— TEXT —
:::::
The place is gigantic, fighting from town to town all day both days is going to be HELL. Even for those who are in peak physical condition, this place is going to kick ass.   So what you need to be conscious about is weight management. I don't necessarily mean your personal weight, but being in good shape will help you as well.
 
What I am talking about is equipment weight management.  You as a support operator have a huge ass heavy gun that you will be carrying around all day. This is going to suck, its going to be heavy your going to get tired, but your team will thank you for your efforts. So you need to think about how to make it suck less for you. My biggest recommendation for this is to slim down on what you take onto the field. You need to concentrate on essentials. Ammo, water, and communications.  That's pretty much it, all the extra BS you need to either leave at the cars, or push off onto the guy on your squad packing an ity-bity SMG. Share the weight! 
 
Second thing to consider is heat management. Big weight will make you tired, big heat will make you exhausted and combat ineffective. I haven't checked the forecast yet because in Oklahoma it only has to be correct 1% of the time to be considered accurate, but my predictions say its going to be a hot one this year. That being said you as an operator need to think about what you can do to beat the heat.
:::::
— PROBLEM 1 —
List the three essentials that the airsoft event advice says a support operator should concentrate on taking onto the field.
— PROBLEM 2 —
Write the next part of the airsoft event advice, picking up after its last sentence.

— DATA EXTRACT —
:::::
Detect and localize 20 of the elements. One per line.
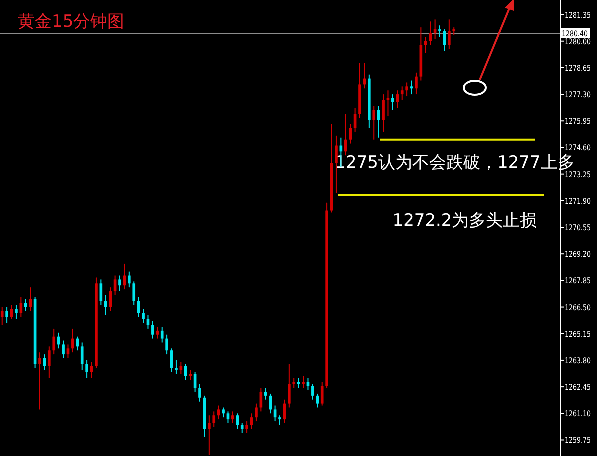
:::::
— EXPECTED ANSWER 1 —
Ammo, water, and communications.

— EXPECTED ANSWER 2 —
 
Step 1. Be conscious of how you are dressed. Make sure that the BDU set you have isn't a winter weight set. (If you look close at a summer weight set it will have almost a checker looking pattern in the fabric.) If you can afford it I recommend the combat shirts. They protect the arms while keeping lighter better breathing material covering your core. If you cannot, and you don't mind modifying your BDU set I have heard it suggested to cut 3 inch vents in the armpits of your BDU's to allow better airflow in a high heat areas. (Take it to a tailor they will do a pro job that wont allow the vents to continue to rip and destroy your top).
 
Step 2. Be conscious of your gear. Plate carriers don't allow for a lot of airflow. Think about the gear you will be wearing onto the field. Something like an OTV vest that completely encapsulates the core area is probably going to be a bad idea because it is going to trap a lot of heat.
 
Step 3. Hydrate! If you start hydrating Saturday, your going to have a bad time. I would recommend starting your hydration no later then next Tuesday, and cutting out excess (Beer, soda, moonshine) no later then Weds.
 
Step 4. Manage your heat. If you are pulling sentry somewhere stay out of direct sunlight if you can. There are several products that you can get that will help with this as well. Google Neck Cooling Scarf. I have used one in the past and LOVED it. 
 
Step 5. Keep your energy up. I like Cliff Bars, but really any kind of healthy low sugar snack should be able accomplish this.
 
 

So in review.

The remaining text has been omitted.